Aim = Rewrite the material from its start through the line containing "- grid-cell: [1030, 703, 1057, 793]", inclusive, changing "grid-cell" to "map-cell" and leaving everything else the same.

□ □ □

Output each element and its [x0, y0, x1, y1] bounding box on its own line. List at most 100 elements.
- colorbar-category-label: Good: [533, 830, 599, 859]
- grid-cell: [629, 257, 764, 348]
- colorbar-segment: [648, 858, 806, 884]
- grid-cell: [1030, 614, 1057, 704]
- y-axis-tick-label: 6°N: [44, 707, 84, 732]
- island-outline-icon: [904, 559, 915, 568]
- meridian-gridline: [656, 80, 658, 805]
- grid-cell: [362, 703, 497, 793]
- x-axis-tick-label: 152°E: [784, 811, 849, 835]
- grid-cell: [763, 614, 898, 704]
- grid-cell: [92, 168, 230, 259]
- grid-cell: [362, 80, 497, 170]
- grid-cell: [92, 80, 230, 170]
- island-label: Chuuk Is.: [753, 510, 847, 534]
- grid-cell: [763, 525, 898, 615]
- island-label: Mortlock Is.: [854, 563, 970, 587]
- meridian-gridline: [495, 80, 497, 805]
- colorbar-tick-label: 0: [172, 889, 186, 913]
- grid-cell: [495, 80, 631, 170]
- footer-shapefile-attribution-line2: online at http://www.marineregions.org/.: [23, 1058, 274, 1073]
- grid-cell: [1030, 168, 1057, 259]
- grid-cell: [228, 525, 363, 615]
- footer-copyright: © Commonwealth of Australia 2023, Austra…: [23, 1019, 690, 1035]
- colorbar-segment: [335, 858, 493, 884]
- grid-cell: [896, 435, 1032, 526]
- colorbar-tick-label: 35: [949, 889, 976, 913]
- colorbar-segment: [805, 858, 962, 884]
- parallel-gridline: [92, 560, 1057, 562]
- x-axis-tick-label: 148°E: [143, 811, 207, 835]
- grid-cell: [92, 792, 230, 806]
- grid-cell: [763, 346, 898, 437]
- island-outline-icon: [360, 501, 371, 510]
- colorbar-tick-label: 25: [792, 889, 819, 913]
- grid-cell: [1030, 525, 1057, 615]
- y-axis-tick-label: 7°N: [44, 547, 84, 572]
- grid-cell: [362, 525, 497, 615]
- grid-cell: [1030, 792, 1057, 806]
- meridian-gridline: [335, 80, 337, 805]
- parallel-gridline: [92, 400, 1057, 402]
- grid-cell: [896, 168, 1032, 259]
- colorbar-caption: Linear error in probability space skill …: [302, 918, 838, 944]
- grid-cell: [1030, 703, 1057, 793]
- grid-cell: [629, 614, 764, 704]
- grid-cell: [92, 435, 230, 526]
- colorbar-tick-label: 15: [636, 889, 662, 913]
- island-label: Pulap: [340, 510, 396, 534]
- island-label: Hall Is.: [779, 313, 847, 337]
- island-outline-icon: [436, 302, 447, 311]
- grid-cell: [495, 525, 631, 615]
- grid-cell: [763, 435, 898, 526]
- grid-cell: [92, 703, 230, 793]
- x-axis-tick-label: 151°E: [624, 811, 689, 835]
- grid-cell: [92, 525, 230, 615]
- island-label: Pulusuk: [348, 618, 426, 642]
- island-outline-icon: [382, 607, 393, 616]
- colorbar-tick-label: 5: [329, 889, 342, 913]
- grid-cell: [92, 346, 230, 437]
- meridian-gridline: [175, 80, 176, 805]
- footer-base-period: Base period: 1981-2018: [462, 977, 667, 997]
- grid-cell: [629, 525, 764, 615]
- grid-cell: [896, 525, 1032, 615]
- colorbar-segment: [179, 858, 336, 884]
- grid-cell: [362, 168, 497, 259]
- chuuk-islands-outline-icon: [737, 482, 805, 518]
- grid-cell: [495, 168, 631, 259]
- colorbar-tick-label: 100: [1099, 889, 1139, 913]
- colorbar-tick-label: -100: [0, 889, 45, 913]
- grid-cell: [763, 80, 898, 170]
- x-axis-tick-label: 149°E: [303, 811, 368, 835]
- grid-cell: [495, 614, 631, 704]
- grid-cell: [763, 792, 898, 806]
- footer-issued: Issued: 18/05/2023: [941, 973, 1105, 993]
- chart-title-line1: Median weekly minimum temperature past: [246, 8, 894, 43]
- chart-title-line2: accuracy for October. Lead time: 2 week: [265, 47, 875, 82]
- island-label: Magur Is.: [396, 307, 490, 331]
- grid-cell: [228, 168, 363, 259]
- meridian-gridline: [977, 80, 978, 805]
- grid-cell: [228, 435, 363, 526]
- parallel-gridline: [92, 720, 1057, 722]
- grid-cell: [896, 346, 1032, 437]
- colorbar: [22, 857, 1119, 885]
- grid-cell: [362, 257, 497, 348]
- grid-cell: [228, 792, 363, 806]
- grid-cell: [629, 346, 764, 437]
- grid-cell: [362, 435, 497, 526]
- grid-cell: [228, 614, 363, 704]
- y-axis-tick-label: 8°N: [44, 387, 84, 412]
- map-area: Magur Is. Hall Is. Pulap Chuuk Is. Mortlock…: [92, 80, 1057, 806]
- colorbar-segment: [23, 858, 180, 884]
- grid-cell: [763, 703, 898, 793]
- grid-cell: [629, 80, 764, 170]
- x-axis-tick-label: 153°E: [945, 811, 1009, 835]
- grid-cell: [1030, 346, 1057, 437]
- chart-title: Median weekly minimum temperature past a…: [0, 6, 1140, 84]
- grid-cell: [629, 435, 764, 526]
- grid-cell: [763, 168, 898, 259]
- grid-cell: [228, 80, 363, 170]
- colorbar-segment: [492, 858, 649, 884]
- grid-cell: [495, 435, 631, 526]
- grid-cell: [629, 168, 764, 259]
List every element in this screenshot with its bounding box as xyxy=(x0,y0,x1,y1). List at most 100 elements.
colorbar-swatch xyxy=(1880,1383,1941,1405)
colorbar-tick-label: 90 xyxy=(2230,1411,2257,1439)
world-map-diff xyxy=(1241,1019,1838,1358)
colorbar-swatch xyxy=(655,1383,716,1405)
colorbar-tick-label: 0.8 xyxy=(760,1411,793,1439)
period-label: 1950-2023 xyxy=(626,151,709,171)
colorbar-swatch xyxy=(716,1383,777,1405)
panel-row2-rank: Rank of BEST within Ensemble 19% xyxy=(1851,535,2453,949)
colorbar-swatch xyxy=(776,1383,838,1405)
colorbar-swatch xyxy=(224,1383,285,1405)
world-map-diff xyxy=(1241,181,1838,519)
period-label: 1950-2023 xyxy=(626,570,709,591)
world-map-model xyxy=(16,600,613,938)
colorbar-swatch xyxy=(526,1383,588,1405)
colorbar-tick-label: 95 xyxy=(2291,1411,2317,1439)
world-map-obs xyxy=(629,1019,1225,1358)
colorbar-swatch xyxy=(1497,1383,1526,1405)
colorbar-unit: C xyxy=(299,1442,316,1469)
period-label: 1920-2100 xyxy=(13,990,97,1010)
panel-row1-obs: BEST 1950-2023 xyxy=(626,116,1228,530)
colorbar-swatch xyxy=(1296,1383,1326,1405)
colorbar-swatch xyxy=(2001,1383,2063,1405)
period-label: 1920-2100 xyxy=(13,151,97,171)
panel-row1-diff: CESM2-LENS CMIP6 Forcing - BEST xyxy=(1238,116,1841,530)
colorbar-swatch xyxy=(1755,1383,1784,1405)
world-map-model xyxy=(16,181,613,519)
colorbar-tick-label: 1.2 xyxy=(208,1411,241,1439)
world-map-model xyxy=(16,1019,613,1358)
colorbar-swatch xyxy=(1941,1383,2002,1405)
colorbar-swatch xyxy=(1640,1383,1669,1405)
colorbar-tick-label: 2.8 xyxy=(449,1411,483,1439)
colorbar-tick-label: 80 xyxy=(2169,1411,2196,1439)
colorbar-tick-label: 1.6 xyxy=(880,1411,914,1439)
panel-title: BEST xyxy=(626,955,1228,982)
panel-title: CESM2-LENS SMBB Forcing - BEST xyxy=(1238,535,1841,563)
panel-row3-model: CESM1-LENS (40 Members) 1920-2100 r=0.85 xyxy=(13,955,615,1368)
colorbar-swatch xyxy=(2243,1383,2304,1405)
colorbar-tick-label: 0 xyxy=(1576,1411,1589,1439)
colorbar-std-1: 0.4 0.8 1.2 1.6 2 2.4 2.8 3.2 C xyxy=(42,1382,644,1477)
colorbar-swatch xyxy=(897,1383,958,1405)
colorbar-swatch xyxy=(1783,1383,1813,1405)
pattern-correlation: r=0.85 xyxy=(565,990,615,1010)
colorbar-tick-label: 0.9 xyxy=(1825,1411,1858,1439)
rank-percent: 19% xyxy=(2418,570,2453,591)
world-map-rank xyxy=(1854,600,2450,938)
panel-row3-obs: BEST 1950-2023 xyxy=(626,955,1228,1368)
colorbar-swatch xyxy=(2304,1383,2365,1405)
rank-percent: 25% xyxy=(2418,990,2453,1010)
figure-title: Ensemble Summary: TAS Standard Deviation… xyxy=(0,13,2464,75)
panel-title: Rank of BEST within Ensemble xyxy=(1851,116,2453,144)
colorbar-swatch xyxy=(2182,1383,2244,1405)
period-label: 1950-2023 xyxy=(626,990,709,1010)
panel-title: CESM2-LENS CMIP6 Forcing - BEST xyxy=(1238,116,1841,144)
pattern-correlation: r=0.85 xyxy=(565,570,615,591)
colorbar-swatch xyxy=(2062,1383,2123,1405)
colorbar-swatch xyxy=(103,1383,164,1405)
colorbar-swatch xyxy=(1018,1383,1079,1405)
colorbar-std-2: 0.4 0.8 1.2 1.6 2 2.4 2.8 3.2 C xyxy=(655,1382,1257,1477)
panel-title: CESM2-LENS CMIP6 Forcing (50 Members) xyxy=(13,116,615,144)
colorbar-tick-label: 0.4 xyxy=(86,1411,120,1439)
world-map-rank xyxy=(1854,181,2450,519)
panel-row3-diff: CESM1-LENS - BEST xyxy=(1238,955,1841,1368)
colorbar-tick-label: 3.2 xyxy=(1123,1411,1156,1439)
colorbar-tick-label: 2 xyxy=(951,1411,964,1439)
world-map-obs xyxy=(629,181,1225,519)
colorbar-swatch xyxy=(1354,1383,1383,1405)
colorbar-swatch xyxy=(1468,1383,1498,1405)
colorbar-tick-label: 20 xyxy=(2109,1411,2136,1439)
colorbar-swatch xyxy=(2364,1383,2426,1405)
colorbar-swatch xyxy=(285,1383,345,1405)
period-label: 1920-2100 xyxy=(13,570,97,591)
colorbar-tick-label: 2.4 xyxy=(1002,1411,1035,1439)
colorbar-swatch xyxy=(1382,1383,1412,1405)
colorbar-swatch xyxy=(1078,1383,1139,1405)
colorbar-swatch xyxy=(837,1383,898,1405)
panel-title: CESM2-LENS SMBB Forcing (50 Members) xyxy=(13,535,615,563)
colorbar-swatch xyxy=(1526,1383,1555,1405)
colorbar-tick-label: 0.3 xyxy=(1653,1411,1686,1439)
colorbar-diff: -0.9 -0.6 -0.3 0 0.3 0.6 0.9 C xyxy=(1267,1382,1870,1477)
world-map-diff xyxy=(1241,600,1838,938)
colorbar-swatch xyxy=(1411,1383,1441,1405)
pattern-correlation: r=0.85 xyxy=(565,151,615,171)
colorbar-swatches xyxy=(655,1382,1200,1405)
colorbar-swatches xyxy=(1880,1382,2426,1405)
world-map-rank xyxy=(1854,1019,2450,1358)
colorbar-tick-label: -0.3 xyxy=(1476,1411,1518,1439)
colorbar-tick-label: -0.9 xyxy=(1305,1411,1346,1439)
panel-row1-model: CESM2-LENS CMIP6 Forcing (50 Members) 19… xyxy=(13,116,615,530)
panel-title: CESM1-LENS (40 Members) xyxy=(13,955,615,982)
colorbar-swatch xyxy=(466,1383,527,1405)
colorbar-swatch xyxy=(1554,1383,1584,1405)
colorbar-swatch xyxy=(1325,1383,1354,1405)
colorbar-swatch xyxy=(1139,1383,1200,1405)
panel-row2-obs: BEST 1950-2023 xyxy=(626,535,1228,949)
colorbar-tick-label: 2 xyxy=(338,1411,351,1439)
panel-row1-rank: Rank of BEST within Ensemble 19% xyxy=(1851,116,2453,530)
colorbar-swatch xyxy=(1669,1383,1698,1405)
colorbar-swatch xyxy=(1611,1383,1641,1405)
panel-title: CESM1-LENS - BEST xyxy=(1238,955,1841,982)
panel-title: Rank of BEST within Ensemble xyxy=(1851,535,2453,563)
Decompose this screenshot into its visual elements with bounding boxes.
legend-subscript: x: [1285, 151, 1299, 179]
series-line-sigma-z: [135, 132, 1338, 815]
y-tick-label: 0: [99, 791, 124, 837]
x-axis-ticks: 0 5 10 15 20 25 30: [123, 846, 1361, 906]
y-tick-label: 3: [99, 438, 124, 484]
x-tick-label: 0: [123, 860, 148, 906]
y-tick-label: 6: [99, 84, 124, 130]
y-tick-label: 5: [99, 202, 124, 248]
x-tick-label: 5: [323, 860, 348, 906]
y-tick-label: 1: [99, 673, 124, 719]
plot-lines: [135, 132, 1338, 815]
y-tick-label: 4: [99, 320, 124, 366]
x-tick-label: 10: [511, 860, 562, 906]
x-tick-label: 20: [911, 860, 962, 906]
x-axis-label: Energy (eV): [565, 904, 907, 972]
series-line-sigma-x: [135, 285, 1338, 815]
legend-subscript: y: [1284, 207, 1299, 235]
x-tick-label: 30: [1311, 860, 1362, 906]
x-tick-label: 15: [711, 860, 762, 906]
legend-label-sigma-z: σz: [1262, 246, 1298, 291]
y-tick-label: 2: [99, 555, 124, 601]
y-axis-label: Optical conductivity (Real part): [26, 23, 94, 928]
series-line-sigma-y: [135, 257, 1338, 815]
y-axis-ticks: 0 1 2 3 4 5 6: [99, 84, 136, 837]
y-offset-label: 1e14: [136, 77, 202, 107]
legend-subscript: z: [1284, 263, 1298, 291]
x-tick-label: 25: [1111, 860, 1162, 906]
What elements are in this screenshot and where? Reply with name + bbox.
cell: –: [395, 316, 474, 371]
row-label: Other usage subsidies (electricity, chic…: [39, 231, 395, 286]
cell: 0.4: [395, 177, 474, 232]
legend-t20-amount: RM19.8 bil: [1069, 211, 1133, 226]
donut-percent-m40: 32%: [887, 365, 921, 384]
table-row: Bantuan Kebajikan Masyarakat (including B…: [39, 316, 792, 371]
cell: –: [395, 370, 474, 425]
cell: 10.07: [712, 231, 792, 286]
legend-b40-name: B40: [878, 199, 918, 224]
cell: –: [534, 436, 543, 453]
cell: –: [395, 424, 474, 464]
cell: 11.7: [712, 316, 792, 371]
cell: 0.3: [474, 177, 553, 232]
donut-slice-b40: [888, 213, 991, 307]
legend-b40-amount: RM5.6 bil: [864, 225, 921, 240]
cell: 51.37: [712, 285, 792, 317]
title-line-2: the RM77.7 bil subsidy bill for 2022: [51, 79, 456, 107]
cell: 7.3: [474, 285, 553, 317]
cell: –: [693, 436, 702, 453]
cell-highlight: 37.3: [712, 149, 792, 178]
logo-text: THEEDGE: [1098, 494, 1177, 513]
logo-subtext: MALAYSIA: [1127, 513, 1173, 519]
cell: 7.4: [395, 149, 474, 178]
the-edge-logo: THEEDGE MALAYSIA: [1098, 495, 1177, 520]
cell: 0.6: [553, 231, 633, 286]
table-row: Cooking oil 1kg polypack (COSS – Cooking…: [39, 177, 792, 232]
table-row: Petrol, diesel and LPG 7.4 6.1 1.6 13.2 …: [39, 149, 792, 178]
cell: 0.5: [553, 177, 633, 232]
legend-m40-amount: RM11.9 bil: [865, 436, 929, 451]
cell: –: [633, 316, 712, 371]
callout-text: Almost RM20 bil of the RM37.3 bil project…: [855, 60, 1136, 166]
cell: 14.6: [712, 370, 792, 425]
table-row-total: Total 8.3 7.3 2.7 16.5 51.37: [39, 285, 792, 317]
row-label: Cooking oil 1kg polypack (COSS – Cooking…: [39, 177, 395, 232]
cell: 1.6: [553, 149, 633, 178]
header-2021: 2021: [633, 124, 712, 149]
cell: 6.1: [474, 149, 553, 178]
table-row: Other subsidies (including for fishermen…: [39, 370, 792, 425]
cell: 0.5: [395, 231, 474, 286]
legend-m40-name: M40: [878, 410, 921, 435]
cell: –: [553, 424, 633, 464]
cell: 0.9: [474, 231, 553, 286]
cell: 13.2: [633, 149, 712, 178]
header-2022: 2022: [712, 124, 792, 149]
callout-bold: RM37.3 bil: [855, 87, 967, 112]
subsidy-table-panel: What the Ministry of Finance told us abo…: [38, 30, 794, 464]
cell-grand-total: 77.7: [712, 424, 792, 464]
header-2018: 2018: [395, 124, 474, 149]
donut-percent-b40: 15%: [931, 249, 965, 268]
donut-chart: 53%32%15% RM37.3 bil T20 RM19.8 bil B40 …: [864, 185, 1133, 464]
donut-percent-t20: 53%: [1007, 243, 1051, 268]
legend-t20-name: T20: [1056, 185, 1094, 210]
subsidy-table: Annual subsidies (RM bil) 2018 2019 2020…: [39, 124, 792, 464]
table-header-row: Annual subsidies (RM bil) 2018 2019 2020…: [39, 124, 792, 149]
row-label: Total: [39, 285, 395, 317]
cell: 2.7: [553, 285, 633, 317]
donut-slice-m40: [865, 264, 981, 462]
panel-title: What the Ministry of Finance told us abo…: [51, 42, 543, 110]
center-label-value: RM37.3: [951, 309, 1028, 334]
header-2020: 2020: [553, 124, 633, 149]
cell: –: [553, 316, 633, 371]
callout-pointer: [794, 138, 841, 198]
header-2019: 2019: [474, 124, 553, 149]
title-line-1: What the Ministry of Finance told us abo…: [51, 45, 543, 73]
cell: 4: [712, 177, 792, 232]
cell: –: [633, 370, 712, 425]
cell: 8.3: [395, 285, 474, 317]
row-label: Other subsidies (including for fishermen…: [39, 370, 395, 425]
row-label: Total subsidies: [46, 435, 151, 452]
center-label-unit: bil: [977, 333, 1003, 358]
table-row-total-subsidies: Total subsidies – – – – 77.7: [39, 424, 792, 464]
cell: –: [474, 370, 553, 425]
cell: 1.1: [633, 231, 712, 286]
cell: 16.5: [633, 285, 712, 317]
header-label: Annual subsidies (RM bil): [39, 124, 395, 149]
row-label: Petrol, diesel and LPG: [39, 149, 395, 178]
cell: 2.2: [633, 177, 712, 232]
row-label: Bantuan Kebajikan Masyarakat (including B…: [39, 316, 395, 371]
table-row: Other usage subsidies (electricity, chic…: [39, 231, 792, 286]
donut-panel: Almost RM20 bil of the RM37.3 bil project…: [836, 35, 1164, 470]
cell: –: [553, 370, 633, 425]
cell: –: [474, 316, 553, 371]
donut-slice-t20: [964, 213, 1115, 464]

□ □ □

Solution for this exercise =
Output each element and its [x0, y0, x1, y1] bounding box on its own line. List at most 100 elements.
- colorbar-category-label: Good: [533, 830, 599, 859]
- map-cell: [629, 257, 764, 348]
- colorbar-segment: [648, 858, 806, 884]
- map-cell: [1030, 614, 1057, 704]
- y-axis-tick-label: 6°N: [44, 707, 84, 732]
- island-outline-icon: [904, 559, 915, 568]
- meridian-gridline: [656, 80, 658, 805]
- map-cell: [362, 703, 497, 793]
- x-axis-tick-label: 152°E: [784, 811, 849, 835]
- map-cell: [763, 614, 898, 704]
- map-cell: [92, 168, 230, 259]
- map-cell: [362, 80, 497, 170]
- map-cell: [92, 80, 230, 170]
- island-label: Chuuk Is.: [753, 510, 847, 534]
- map-cell: [763, 525, 898, 615]
- island-label: Mortlock Is.: [854, 563, 970, 587]
- meridian-gridline: [495, 80, 497, 805]
- colorbar-tick-label: 0: [172, 889, 186, 913]
- map-cell: [495, 80, 631, 170]
- footer-shapefile-attribution-line2: online at http://www.marineregions.org/.: [23, 1058, 274, 1073]
- map-cell: [1030, 168, 1057, 259]
- map-cell: [228, 525, 363, 615]
- footer-copyright: © Commonwealth of Australia 2023, Austra…: [23, 1019, 690, 1035]
- colorbar-segment: [335, 858, 493, 884]
- map-cell: [896, 435, 1032, 526]
- colorbar-tick-label: 35: [949, 889, 976, 913]
- colorbar-segment: [805, 858, 962, 884]
- parallel-gridline: [92, 560, 1057, 562]
- x-axis-tick-label: 148°E: [143, 811, 207, 835]
- map-cell: [92, 792, 230, 806]
- map-cell: [763, 346, 898, 437]
- island-outline-icon: [360, 501, 371, 510]
- colorbar-tick-label: 25: [792, 889, 819, 913]
- map-cell: [1030, 525, 1057, 615]
- y-axis-tick-label: 7°N: [44, 547, 84, 572]
- map-cell: [362, 525, 497, 615]
- map-cell: [1030, 792, 1057, 806]
- meridian-gridline: [335, 80, 337, 805]
- parallel-gridline: [92, 400, 1057, 402]
- map-cell: [896, 168, 1032, 259]
- colorbar-caption: Linear error in probability space skill …: [302, 918, 838, 944]
- map-cell: [1030, 703, 1057, 793]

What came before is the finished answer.